◆ **Stated goal**
Go through the listing beneath this task and return every line that carries the string "title".

^^^^

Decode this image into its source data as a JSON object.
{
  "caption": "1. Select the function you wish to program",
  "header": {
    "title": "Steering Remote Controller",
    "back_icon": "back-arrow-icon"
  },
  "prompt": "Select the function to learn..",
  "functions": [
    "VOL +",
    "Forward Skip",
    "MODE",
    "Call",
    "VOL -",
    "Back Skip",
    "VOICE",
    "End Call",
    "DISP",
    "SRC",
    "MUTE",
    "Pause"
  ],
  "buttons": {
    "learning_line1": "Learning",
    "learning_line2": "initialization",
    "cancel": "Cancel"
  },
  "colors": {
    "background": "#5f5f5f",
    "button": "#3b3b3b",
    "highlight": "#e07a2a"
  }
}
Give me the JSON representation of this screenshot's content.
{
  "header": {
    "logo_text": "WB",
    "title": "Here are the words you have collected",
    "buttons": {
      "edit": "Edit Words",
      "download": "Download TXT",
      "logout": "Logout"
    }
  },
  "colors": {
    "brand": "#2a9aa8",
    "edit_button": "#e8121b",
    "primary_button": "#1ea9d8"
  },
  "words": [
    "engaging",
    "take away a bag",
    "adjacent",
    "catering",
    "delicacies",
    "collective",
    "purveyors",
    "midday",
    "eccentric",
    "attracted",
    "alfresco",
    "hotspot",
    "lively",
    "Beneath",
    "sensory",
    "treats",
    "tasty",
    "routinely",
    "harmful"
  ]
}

^^^^

◆ **The solution**
    "title": "Steering Remote Controller",
    "title": "Here are the words you have collected",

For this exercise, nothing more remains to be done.